◆ **GIVEN RECORDS**:
━━━━━━━━━━━━━━━━━━━━━━━━━━━━━━

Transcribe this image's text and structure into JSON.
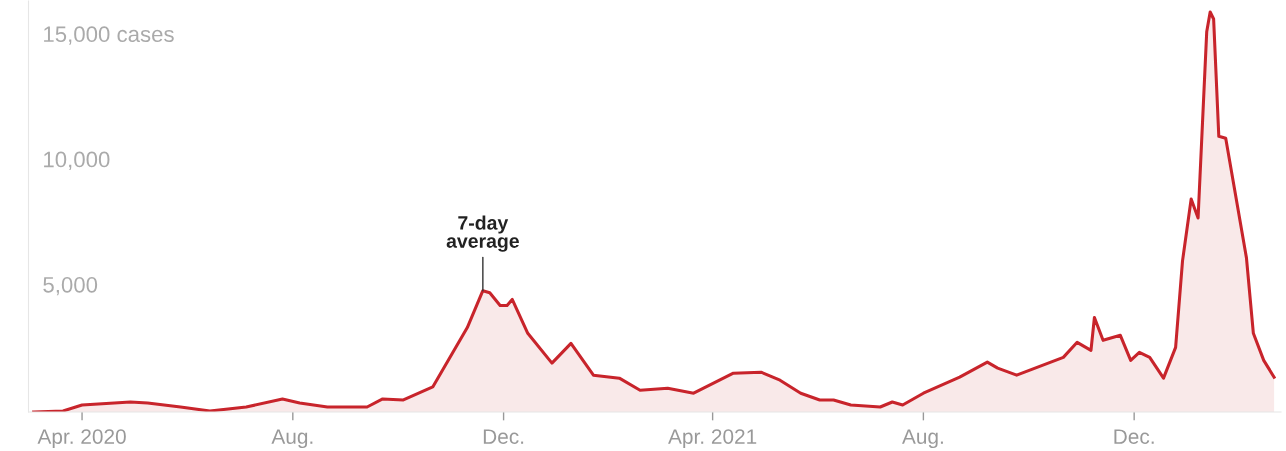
{
  "chart_data": {
    "type": "area",
    "x": [
      "2020-03-04",
      "2020-03-21",
      "2020-04-01",
      "2020-04-29",
      "2020-05-09",
      "2020-05-28",
      "2020-06-14",
      "2020-07-05",
      "2020-07-26",
      "2020-08-05",
      "2020-08-21",
      "2020-09-13",
      "2020-09-22",
      "2020-10-04",
      "2020-10-21",
      "2020-11-10",
      "2020-11-19",
      "2020-11-23",
      "2020-11-29",
      "2020-12-03",
      "2020-12-06",
      "2020-12-15",
      "2020-12-29",
      "2021-01-09",
      "2021-01-22",
      "2021-02-06",
      "2021-02-18",
      "2021-03-06",
      "2021-03-21",
      "2021-04-13",
      "2021-04-29",
      "2021-05-10",
      "2021-05-22",
      "2021-06-02",
      "2021-06-10",
      "2021-06-20",
      "2021-07-07",
      "2021-07-14",
      "2021-07-20",
      "2021-08-01",
      "2021-08-22",
      "2021-09-07",
      "2021-09-13",
      "2021-09-24",
      "2021-10-21",
      "2021-10-29",
      "2021-11-06",
      "2021-11-08",
      "2021-11-13",
      "2021-11-23",
      "2021-11-29",
      "2021-12-04",
      "2021-12-10",
      "2021-12-18",
      "2021-12-25",
      "2021-12-29",
      "2022-01-03",
      "2022-01-07",
      "2022-01-12",
      "2022-01-14",
      "2022-01-16",
      "2022-01-19",
      "2022-01-23",
      "2022-01-30",
      "2022-02-04",
      "2022-02-08",
      "2022-02-14",
      "2022-02-20"
    ],
    "series": [
      {
        "color": "#c8242b",
        "values": [
          0,
          40,
          280,
          400,
          360,
          200,
          40,
          200,
          520,
          360,
          200,
          200,
          520,
          480,
          1000,
          3370,
          4840,
          4760,
          4250,
          4250,
          4490,
          3140,
          1950,
          2740,
          1470,
          1350,
          870,
          950,
          750,
          1550,
          1590,
          1270,
          750,
          480,
          480,
          280,
          200,
          400,
          280,
          750,
          1390,
          1990,
          1750,
          1470,
          2180,
          2780,
          2460,
          3770,
          2860,
          3060,
          2060,
          2380,
          2180,
          1350,
          2580,
          6030,
          8500,
          7740,
          15170,
          15960,
          15680,
          11000,
          10920,
          8140,
          6150,
          3140,
          2060,
          1390
        ]
      }
    ],
    "xlim": [
      "2020-03-01",
      "2022-02-24"
    ],
    "xticks": [
      {
        "value": "2020-04-01",
        "label": "Apr. 2020"
      },
      {
        "value": "2020-08-01",
        "label": "Aug."
      },
      {
        "value": "2020-12-01",
        "label": "Dec."
      },
      {
        "value": "2021-04-01",
        "label": "Apr. 2021"
      },
      {
        "value": "2021-08-01",
        "label": "Aug."
      },
      {
        "value": "2021-12-01",
        "label": "Dec."
      }
    ],
    "ylim": [
      0,
      16400
    ],
    "yticks": [
      {
        "value": 5000,
        "label": "5,000"
      },
      {
        "value": 10000,
        "label": "10,000"
      },
      {
        "value": 15000,
        "label": "15,000 cases"
      }
    ],
    "annotations": [
      {
        "text": "7-day\naverage",
        "x": "2020-11-19",
        "y": 4840
      }
    ],
    "grid": false,
    "legend": false
  }
}
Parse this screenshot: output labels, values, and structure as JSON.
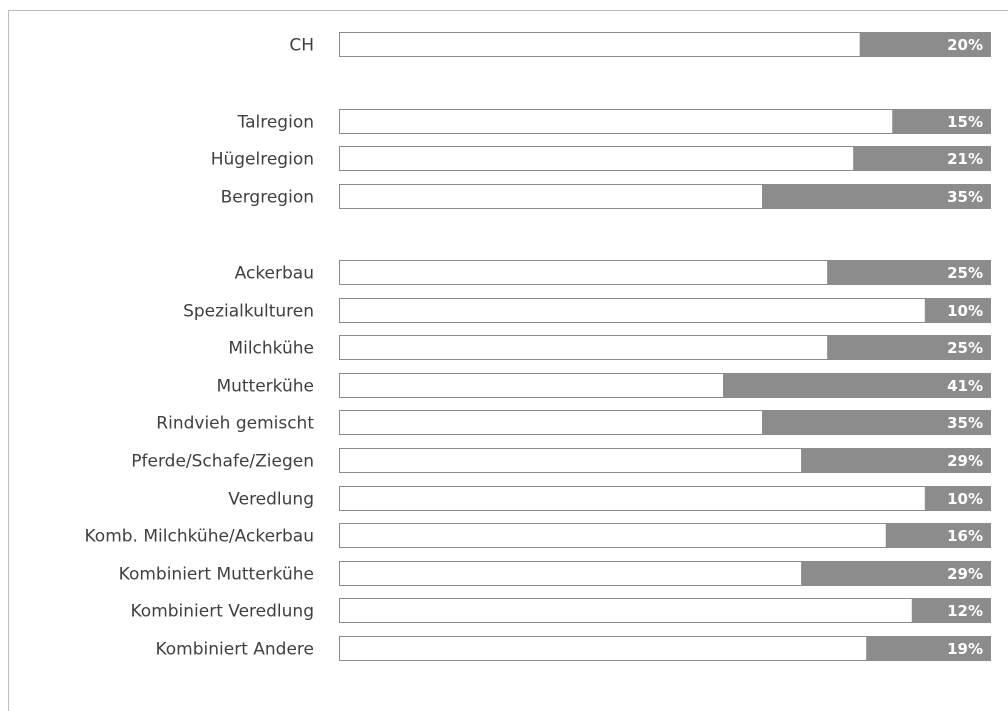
{
  "chart_data": {
    "type": "bar",
    "orientation": "horizontal",
    "stacked": true,
    "categories": [
      "CH",
      "Talregion",
      "Hügelregion",
      "Bergregion",
      "Ackerbau",
      "Spezialkulturen",
      "Milchkühe",
      "Mutterkühe",
      "Rindvieh gemischt",
      "Pferde/Schafe/Ziegen",
      "Veredlung",
      "Komb. Milchkühe/Ackerbau",
      "Kombiniert Mutterkühe",
      "Kombiniert Veredlung",
      "Kombiniert Andere"
    ],
    "groups": [
      [
        0
      ],
      [
        1,
        2,
        3
      ],
      [
        4,
        5,
        6,
        7,
        8,
        9,
        10,
        11,
        12,
        13,
        14
      ]
    ],
    "values": [
      20,
      15,
      21,
      35,
      25,
      10,
      25,
      41,
      35,
      29,
      10,
      16,
      29,
      12,
      19
    ],
    "value_labels": [
      "20%",
      "15%",
      "21%",
      "35%",
      "25%",
      "10%",
      "25%",
      "41%",
      "35%",
      "29%",
      "10%",
      "16%",
      "29%",
      "12%",
      "19%"
    ],
    "unit": "%",
    "xlim": [
      0,
      100
    ],
    "title": "",
    "xlabel": "",
    "ylabel": "",
    "grid": false,
    "legend": "none",
    "colors": {
      "value_fill": "#8c8c8c",
      "remainder_fill": "#ffffff",
      "bar_outline": "#8c8c8c",
      "label_text": "#404040",
      "value_text": "#ffffff",
      "frame": "#bfbfbf"
    }
  }
}
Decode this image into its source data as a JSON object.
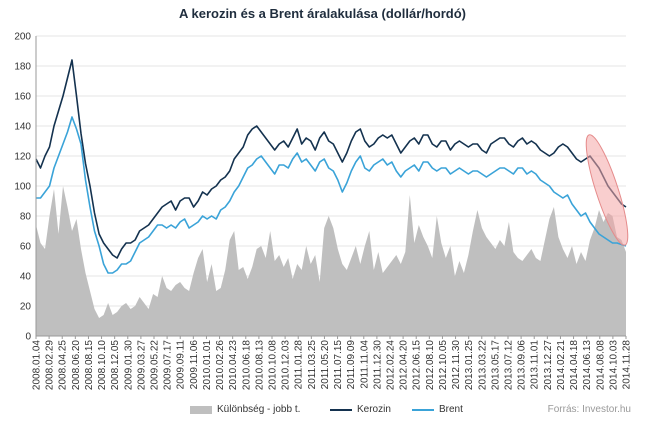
{
  "chart_data": {
    "type": "line",
    "title": "A kerozin  és a Brent áralakulása (dollár/hordó)",
    "source": "Forrás: Investor.hu",
    "ylim": [
      0,
      200
    ],
    "yticks": [
      "0",
      "20",
      "40",
      "60",
      "80",
      "100",
      "120",
      "140",
      "160",
      "180",
      "200"
    ],
    "x_labels": [
      "2008.01.04",
      "2008.02.29",
      "2008.04.25",
      "2008.06.20",
      "2008.08.15",
      "2008.10.10",
      "2008.12.05",
      "2009.01.30",
      "2009.03.27",
      "2009.05.22",
      "2009.07.17",
      "2009.09.11",
      "2009.11.06",
      "2010.01.01",
      "2010.02.26",
      "2010.04.23",
      "2010.06.18",
      "2010.08.13",
      "2010.10.08",
      "2010.12.03",
      "2011.01.28",
      "2011.03.25",
      "2011.05.20",
      "2011.07.15",
      "2011.09.09",
      "2011.11.04",
      "2011.12.30",
      "2012.02.24",
      "2012.04.20",
      "2012.06.15",
      "2012.08.10",
      "2012.10.05",
      "2012.11.30",
      "2013.01.25",
      "2013.03.22",
      "2013.05.17",
      "2013.07.12",
      "2013.09.06",
      "2013.11.01",
      "2013.12.27",
      "2014.02.21",
      "2014.04.18",
      "2014.06.13",
      "2014.08.08",
      "2014.10.03",
      "2014.11.28"
    ],
    "legend_position": "bottom",
    "series": [
      {
        "name": "Különbség - jobb t.",
        "style": "area",
        "color": "#bfbfbf",
        "values": [
          74,
          62,
          58,
          80,
          98,
          68,
          100,
          86,
          70,
          78,
          58,
          42,
          30,
          18,
          12,
          14,
          22,
          14,
          16,
          20,
          22,
          18,
          20,
          26,
          22,
          18,
          28,
          26,
          40,
          32,
          30,
          34,
          36,
          32,
          30,
          42,
          52,
          58,
          36,
          48,
          30,
          32,
          44,
          64,
          70,
          44,
          46,
          38,
          46,
          58,
          60,
          52,
          70,
          50,
          54,
          46,
          52,
          38,
          48,
          44,
          60,
          48,
          54,
          36,
          72,
          80,
          72,
          58,
          48,
          44,
          52,
          60,
          48,
          60,
          70,
          44,
          56,
          42,
          46,
          50,
          54,
          48,
          56,
          94,
          62,
          74,
          66,
          60,
          52,
          80,
          62,
          52,
          60,
          40,
          50,
          42,
          54,
          70,
          84,
          72,
          66,
          62,
          58,
          64,
          60,
          76,
          56,
          52,
          50,
          54,
          58,
          52,
          50,
          64,
          78,
          86,
          66,
          58,
          52,
          60,
          48,
          56,
          50,
          64,
          72,
          84,
          76,
          82,
          80,
          66,
          64,
          56
        ]
      },
      {
        "name": "Kerozin",
        "style": "line",
        "color": "#14324f",
        "values": [
          118,
          112,
          120,
          126,
          140,
          150,
          160,
          172,
          184,
          160,
          135,
          115,
          100,
          82,
          68,
          62,
          58,
          54,
          52,
          58,
          62,
          62,
          64,
          70,
          72,
          74,
          78,
          82,
          86,
          88,
          90,
          84,
          90,
          92,
          92,
          86,
          90,
          96,
          94,
          98,
          100,
          104,
          106,
          110,
          118,
          122,
          126,
          134,
          138,
          140,
          136,
          132,
          128,
          124,
          128,
          130,
          126,
          132,
          138,
          128,
          132,
          130,
          124,
          132,
          136,
          130,
          128,
          122,
          116,
          122,
          130,
          136,
          138,
          130,
          126,
          128,
          132,
          134,
          132,
          134,
          128,
          122,
          126,
          130,
          132,
          128,
          134,
          134,
          128,
          126,
          130,
          130,
          124,
          128,
          130,
          128,
          126,
          128,
          128,
          124,
          122,
          128,
          130,
          132,
          132,
          128,
          126,
          130,
          132,
          128,
          130,
          128,
          124,
          122,
          120,
          122,
          126,
          128,
          126,
          122,
          118,
          116,
          118,
          120,
          116,
          112,
          106,
          100,
          96,
          92,
          88,
          86
        ]
      },
      {
        "name": "Brent",
        "style": "line",
        "color": "#3aa3d8",
        "values": [
          92,
          92,
          96,
          100,
          112,
          120,
          128,
          136,
          146,
          138,
          128,
          104,
          86,
          70,
          60,
          48,
          42,
          42,
          44,
          48,
          48,
          50,
          56,
          62,
          64,
          66,
          70,
          74,
          74,
          72,
          74,
          72,
          76,
          78,
          72,
          74,
          76,
          80,
          78,
          80,
          78,
          84,
          86,
          90,
          96,
          100,
          106,
          112,
          114,
          118,
          120,
          116,
          112,
          108,
          114,
          114,
          112,
          118,
          122,
          116,
          118,
          114,
          110,
          116,
          118,
          112,
          110,
          104,
          96,
          102,
          110,
          116,
          120,
          112,
          110,
          114,
          116,
          118,
          114,
          116,
          110,
          106,
          110,
          112,
          114,
          110,
          116,
          116,
          112,
          110,
          112,
          112,
          108,
          110,
          112,
          110,
          108,
          110,
          110,
          108,
          106,
          108,
          110,
          112,
          112,
          110,
          108,
          112,
          112,
          108,
          110,
          108,
          104,
          102,
          100,
          96,
          94,
          92,
          94,
          88,
          84,
          80,
          82,
          76,
          72,
          68,
          66,
          64,
          62,
          62,
          61,
          60
        ]
      }
    ]
  }
}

━━━━━━━━━━━━━━━━━━━━━━━━━━━━━━

◆ **TASK TO CARRY OUT**:
Which lines include "into"? Copy each of them out.

◆ **OUTPUT FOR THIS TASK**:
Transcribe this image's text and structure into JSON.
Decode this image into its source data as a JSON object.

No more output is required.